▸ Job:
Can you write out this listing again with every "ua1-point" replaced by "ua1-data-point", leaving everything else unchanged?

— start Supplied material —

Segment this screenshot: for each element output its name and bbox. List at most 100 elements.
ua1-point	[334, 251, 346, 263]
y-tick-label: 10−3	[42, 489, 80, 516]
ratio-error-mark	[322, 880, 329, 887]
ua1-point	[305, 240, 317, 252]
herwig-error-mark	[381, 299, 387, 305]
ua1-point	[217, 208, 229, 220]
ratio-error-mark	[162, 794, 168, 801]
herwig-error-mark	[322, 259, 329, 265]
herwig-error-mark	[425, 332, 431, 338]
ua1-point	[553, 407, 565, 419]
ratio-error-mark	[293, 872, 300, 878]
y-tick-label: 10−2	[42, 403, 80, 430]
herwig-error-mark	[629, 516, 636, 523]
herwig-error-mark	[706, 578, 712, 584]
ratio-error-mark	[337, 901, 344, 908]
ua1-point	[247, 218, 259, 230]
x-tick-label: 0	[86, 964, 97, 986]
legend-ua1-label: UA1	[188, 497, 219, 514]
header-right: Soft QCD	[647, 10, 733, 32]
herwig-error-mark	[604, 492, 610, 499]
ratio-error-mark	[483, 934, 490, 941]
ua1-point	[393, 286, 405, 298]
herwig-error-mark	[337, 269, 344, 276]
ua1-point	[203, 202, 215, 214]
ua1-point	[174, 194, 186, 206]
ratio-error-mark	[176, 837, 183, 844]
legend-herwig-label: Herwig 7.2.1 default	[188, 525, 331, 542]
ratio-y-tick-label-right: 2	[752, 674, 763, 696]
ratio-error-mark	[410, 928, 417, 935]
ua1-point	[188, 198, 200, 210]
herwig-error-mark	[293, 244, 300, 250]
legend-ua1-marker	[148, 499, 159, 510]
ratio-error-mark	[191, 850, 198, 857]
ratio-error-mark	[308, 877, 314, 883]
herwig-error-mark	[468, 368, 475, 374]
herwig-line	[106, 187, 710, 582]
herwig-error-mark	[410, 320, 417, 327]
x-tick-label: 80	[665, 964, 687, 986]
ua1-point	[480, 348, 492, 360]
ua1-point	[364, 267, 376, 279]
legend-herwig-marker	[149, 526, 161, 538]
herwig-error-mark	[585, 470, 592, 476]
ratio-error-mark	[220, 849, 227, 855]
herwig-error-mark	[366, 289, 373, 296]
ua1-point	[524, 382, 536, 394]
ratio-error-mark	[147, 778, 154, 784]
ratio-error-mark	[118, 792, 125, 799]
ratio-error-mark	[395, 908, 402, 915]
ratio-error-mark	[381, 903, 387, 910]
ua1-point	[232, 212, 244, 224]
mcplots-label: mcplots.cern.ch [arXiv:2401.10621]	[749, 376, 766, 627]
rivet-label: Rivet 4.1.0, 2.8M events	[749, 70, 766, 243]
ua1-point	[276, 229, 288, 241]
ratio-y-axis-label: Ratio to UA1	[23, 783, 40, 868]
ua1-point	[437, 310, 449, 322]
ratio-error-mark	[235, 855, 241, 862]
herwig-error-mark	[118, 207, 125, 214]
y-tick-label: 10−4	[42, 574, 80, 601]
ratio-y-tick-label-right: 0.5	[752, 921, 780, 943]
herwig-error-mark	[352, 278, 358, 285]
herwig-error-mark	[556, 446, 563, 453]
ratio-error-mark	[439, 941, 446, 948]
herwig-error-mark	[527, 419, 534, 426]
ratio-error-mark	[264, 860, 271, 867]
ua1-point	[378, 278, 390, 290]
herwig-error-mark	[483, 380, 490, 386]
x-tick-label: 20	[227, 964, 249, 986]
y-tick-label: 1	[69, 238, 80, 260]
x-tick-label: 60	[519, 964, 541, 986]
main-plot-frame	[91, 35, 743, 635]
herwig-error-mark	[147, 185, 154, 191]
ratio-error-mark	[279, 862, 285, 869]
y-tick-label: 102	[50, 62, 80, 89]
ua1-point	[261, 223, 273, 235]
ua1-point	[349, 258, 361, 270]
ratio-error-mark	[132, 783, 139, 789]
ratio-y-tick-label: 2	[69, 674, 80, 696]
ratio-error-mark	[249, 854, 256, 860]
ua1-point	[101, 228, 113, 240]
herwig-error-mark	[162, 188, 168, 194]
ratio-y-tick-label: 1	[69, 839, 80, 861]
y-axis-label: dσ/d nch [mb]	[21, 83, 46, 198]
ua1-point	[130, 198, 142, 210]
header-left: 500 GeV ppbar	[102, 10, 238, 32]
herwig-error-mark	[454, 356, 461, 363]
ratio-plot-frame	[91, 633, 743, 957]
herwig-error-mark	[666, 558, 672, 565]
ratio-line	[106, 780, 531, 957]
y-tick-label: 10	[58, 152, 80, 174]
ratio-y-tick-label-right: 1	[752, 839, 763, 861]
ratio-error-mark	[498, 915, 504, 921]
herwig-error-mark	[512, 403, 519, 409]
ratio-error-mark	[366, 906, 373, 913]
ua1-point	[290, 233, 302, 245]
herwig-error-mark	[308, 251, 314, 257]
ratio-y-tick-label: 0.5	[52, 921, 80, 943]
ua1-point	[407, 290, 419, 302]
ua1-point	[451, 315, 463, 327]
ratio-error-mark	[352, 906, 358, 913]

— end Supplied material —

▸ Finished task:
Segment this screenshot: for each element output its name and bbox. List at most 100 elements.
ua1-data-point	[334, 251, 346, 263]
y-tick-label: 10−3	[42, 489, 80, 516]
ratio-error-mark	[322, 880, 329, 887]
ua1-data-point	[305, 240, 317, 252]
herwig-error-mark	[381, 299, 387, 305]
ua1-data-point	[217, 208, 229, 220]
ratio-error-mark	[162, 794, 168, 801]
herwig-error-mark	[322, 259, 329, 265]
herwig-error-mark	[425, 332, 431, 338]
ua1-data-point	[553, 407, 565, 419]
ratio-error-mark	[293, 872, 300, 878]
y-tick-label: 10−2	[42, 403, 80, 430]
herwig-error-mark	[629, 516, 636, 523]
herwig-error-mark	[706, 578, 712, 584]
ratio-error-mark	[337, 901, 344, 908]
ua1-data-point	[247, 218, 259, 230]
x-tick-label: 0	[86, 964, 97, 986]
legend-ua1-label: UA1	[188, 497, 219, 514]
header-right: Soft QCD	[647, 10, 733, 32]
herwig-error-mark	[604, 492, 610, 499]
ratio-error-mark	[483, 934, 490, 941]
ua1-data-point	[393, 286, 405, 298]
herwig-error-mark	[337, 269, 344, 276]
ua1-data-point	[203, 202, 215, 214]
ua1-data-point	[174, 194, 186, 206]
ratio-error-mark	[176, 837, 183, 844]
legend-herwig-label: Herwig 7.2.1 default	[188, 525, 331, 542]
ratio-y-tick-label-right: 2	[752, 674, 763, 696]
ratio-error-mark	[410, 928, 417, 935]
ua1-data-point	[188, 198, 200, 210]
herwig-error-mark	[293, 244, 300, 250]
legend-ua1-marker	[148, 499, 159, 510]
ratio-error-mark	[191, 850, 198, 857]
ratio-error-mark	[308, 877, 314, 883]
herwig-error-mark	[468, 368, 475, 374]
herwig-line	[106, 187, 710, 582]
herwig-error-mark	[410, 320, 417, 327]
x-tick-label: 80	[665, 964, 687, 986]
ua1-data-point	[480, 348, 492, 360]
ua1-data-point	[364, 267, 376, 279]
legend-herwig-marker	[149, 526, 161, 538]
herwig-error-mark	[585, 470, 592, 476]
ratio-error-mark	[220, 849, 227, 855]
herwig-error-mark	[366, 289, 373, 296]
ua1-data-point	[524, 382, 536, 394]
ratio-error-mark	[147, 778, 154, 784]
ratio-error-mark	[118, 792, 125, 799]
ratio-error-mark	[395, 908, 402, 915]
ratio-error-mark	[381, 903, 387, 910]
ua1-data-point	[232, 212, 244, 224]
mcplots-label: mcplots.cern.ch [arXiv:2401.10621]	[749, 376, 766, 627]
rivet-label: Rivet 4.1.0, 2.8M events	[749, 70, 766, 243]
ua1-data-point	[276, 229, 288, 241]
ratio-y-axis-label: Ratio to UA1	[23, 783, 40, 868]
ua1-data-point	[437, 310, 449, 322]
ratio-error-mark	[235, 855, 241, 862]
herwig-error-mark	[118, 207, 125, 214]
y-tick-label: 10−4	[42, 574, 80, 601]
ratio-y-tick-label-right: 0.5	[752, 921, 780, 943]
herwig-error-mark	[352, 278, 358, 285]
herwig-error-mark	[556, 446, 563, 453]
ratio-error-mark	[439, 941, 446, 948]
herwig-error-mark	[527, 419, 534, 426]
ratio-error-mark	[264, 860, 271, 867]
ua1-data-point	[378, 278, 390, 290]
herwig-error-mark	[483, 380, 490, 386]
x-tick-label: 20	[227, 964, 249, 986]
y-tick-label: 1	[69, 238, 80, 260]
x-tick-label: 60	[519, 964, 541, 986]
main-plot-frame	[91, 35, 743, 635]
herwig-error-mark	[147, 185, 154, 191]
ratio-error-mark	[279, 862, 285, 869]
y-tick-label: 102	[50, 62, 80, 89]
ua1-data-point	[261, 223, 273, 235]
ua1-data-point	[349, 258, 361, 270]
ratio-error-mark	[132, 783, 139, 789]
ratio-y-tick-label: 2	[69, 674, 80, 696]
ratio-error-mark	[249, 854, 256, 860]
ua1-data-point	[101, 228, 113, 240]
herwig-error-mark	[162, 188, 168, 194]
ratio-y-tick-label: 1	[69, 839, 80, 861]
y-axis-label: dσ/d nch [mb]	[21, 83, 46, 198]
ua1-data-point	[130, 198, 142, 210]
header-left: 500 GeV ppbar	[102, 10, 238, 32]
herwig-error-mark	[454, 356, 461, 363]
ratio-plot-frame	[91, 633, 743, 957]
herwig-error-mark	[666, 558, 672, 565]
ratio-line	[106, 780, 531, 957]
y-tick-label: 10	[58, 152, 80, 174]
ratio-y-tick-label-right: 1	[752, 839, 763, 861]
ratio-error-mark	[498, 915, 504, 921]
herwig-error-mark	[512, 403, 519, 409]
ratio-error-mark	[366, 906, 373, 913]
ua1-data-point	[290, 233, 302, 245]
herwig-error-mark	[308, 251, 314, 257]
ratio-y-tick-label: 0.5	[52, 921, 80, 943]
ua1-data-point	[407, 290, 419, 302]
ua1-data-point	[451, 315, 463, 327]
ratio-error-mark	[352, 906, 358, 913]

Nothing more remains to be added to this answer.